# Groove is to Dado as Rabbit is to ????



## JesseTutt (Aug 15, 2012)

I always called a notch cut in the edge of wood a Rabbit. But, I remember reading somewhere that there is a different name for a Rabbit that goes cross the grain. I think it started with an F. What is its correct name?


----------



## 280305 (Sep 28, 2008)

You are probably thinking of "fillester" or "fillister".


----------



## JesseTutt (Aug 15, 2012)

Thanks ChuckV that name sounds correct.


----------



## MarkDavisson (Apr 26, 2009)

fillester


----------



## a1Jim (Aug 9, 2008)

In Great Britten it's called a rebate.


----------



## kizerpea (Dec 2, 2011)

Rember..there is a diffrence between a rabbit an a rabbet…


----------



## RockyTopScott (Nov 16, 2008)

Squirrel?


----------



## Dusty56 (Apr 20, 2008)

Rabbit applies to Hare , Bunny , aka "Wabbit" per Elmer Fudd









Rabbet / Rebate applies to woodworking : )


----------



## 280305 (Sep 28, 2008)

There is no need to split hares:


----------



## cmaxnavy (Dec 23, 2007)

Furrow


----------

********************

Requirement 1:
Quote the forum thread between "# Groove is" and "its correct name?", inclusive.

********************

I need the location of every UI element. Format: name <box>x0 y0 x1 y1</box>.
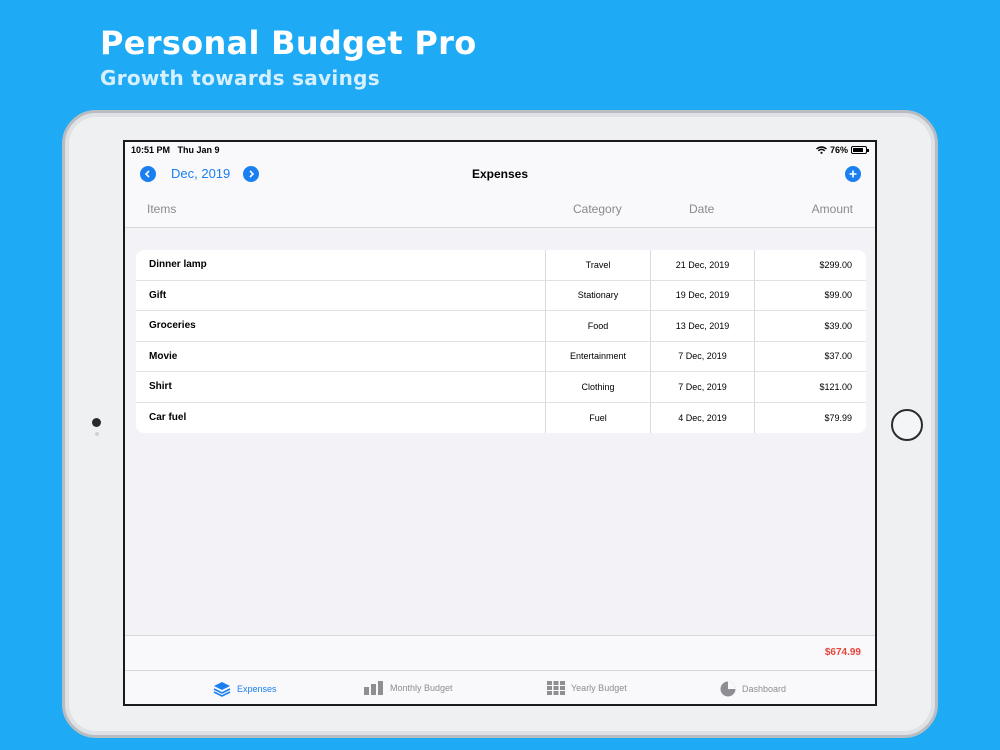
item-category: Stationary <box>545 280 650 310</box>
item-amount: $39.00 <box>754 311 866 341</box>
status-date: Thu Jan 9 <box>177 145 220 155</box>
sensor-dot <box>94 432 99 436</box>
add-expense-button[interactable] <box>845 166 861 182</box>
promo-title: Personal Budget Pro <box>100 24 477 62</box>
tab-expenses-label: Expenses <box>237 684 277 694</box>
table-row[interactable]: Dinner lamp Travel 21 Dec, 2019 $299.00 <box>136 250 866 281</box>
table-row[interactable]: Movie Entertainment 7 Dec, 2019 $37.00 <box>136 341 866 372</box>
total-bar: $674.99 <box>125 635 875 670</box>
item-name: Movie <box>149 350 178 362</box>
item-date: 19 Dec, 2019 <box>650 280 754 310</box>
item-name: Dinner lamp <box>149 259 207 270</box>
column-header-category: Category <box>573 202 622 216</box>
expenses-table: Dinner lamp Travel 21 Dec, 2019 $299.00 … <box>136 250 866 433</box>
wifi-icon <box>816 146 827 154</box>
tab-yearly-budget-label: Yearly Budget <box>571 683 627 693</box>
item-amount: $299.00 <box>754 250 866 280</box>
item-date: 21 Dec, 2019 <box>650 250 754 280</box>
item-category: Clothing <box>545 372 650 402</box>
tab-bar: Expenses Monthly Budget Yearly Budget Da… <box>125 670 875 704</box>
item-name: Gift <box>149 289 167 301</box>
table-row[interactable]: Car fuel Fuel 4 Dec, 2019 $79.99 <box>136 402 866 433</box>
tab-monthly-budget-label: Monthly Budget <box>390 683 453 693</box>
item-date: 13 Dec, 2019 <box>650 311 754 341</box>
item-name: Shirt <box>149 381 172 392</box>
navigation-bar: 10:51 PM Thu Jan 9 76% Dec, 2019 Expense… <box>125 142 875 228</box>
tab-dashboard[interactable]: Dashboard <box>720 681 786 697</box>
status-bar-left: 10:51 PM Thu Jan 9 <box>131 145 220 155</box>
item-date: 4 Dec, 2019 <box>650 402 754 433</box>
page-title: Expenses <box>471 167 529 181</box>
item-date: 7 Dec, 2019 <box>650 341 754 371</box>
column-header-date: Date <box>689 202 715 216</box>
app-screen: 10:51 PM Thu Jan 9 76% Dec, 2019 Expense… <box>123 140 877 706</box>
home-button[interactable] <box>891 409 923 441</box>
item-amount: $99.00 <box>754 280 866 310</box>
tab-dashboard-label: Dashboard <box>742 684 787 694</box>
item-amount: $37.00 <box>754 341 866 371</box>
layers-icon <box>213 682 231 697</box>
status-bar-right: 76% <box>816 145 869 155</box>
status-time: 10:51 PM <box>131 145 171 155</box>
tab-yearly-budget[interactable]: Yearly Budget <box>547 681 627 695</box>
item-category: Travel <box>545 250 650 280</box>
item-category: Food <box>545 311 650 341</box>
tab-expenses[interactable]: Expenses <box>213 681 277 697</box>
battery-percent: 76% <box>829 145 848 155</box>
promo-subtitle: Growth towards savings <box>100 66 380 90</box>
item-name: Groceries <box>149 320 196 331</box>
tab-monthly-budget[interactable]: Monthly Budget <box>364 681 453 695</box>
item-amount: $79.99 <box>754 402 866 433</box>
item-name: Car fuel <box>149 411 187 423</box>
grid-icon <box>547 681 565 695</box>
camera-icon <box>92 418 101 427</box>
pie-chart-icon <box>720 681 736 697</box>
total-amount: $674.99 <box>824 647 861 658</box>
column-header-items: Items <box>147 202 177 216</box>
item-category: Entertainment <box>545 341 650 371</box>
table-row[interactable]: Groceries Food 13 Dec, 2019 $39.00 <box>136 311 866 342</box>
table-row[interactable]: Gift Stationary 19 Dec, 2019 $99.00 <box>136 280 866 311</box>
item-date: 7 Dec, 2019 <box>650 372 754 402</box>
bar-chart-icon <box>364 681 383 695</box>
table-row[interactable]: Shirt Clothing 7 Dec, 2019 $121.00 <box>136 372 866 403</box>
item-amount: $121.00 <box>754 372 866 402</box>
battery-icon <box>851 146 869 154</box>
column-header-amount: Amount <box>811 202 853 216</box>
plus-icon <box>849 170 857 178</box>
item-category: Fuel <box>545 402 650 433</box>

********************

Requirement 2:
Rewrite the lines of the records between the ones holding "item-category: Stationary <box>545" and "item-name: Movie <box>149 350 178 362</box>", inclusive, with "table-row" changed to "expense-row" and nothing else altered. Return only those lines.

Written answer 1:
# Groove is to Dado as Rabbit is to ????



## JesseTutt (Aug 15, 2012)

I always called a notch cut in the edge of wood a Rabbit. But, I remember reading somewhere that there is a different name for a Rabbit that goes cross the grain. I think it started with an F. What is its correct name?

Written answer 2:
item-category: Stationary <box>545 280 650 310</box>
item-amount: $39.00 <box>754 311 866 341</box>
status-date: Thu Jan 9 <box>177 145 220 155</box>
sensor-dot <box>94 432 99 436</box>
add-expense-button[interactable] <box>845 166 861 182</box>
promo-title: Personal Budget Pro <box>100 24 477 62</box>
tab-expenses-label: Expenses <box>237 684 277 694</box>
expense-row[interactable]: Dinner lamp Travel 21 Dec, 2019 $299.00 <box>136 250 866 281</box>
expense-row[interactable]: Movie Entertainment 7 Dec, 2019 $37.00 <box>136 341 866 372</box>
total-bar: $674.99 <box>125 635 875 670</box>
item-name: Movie <box>149 350 178 362</box>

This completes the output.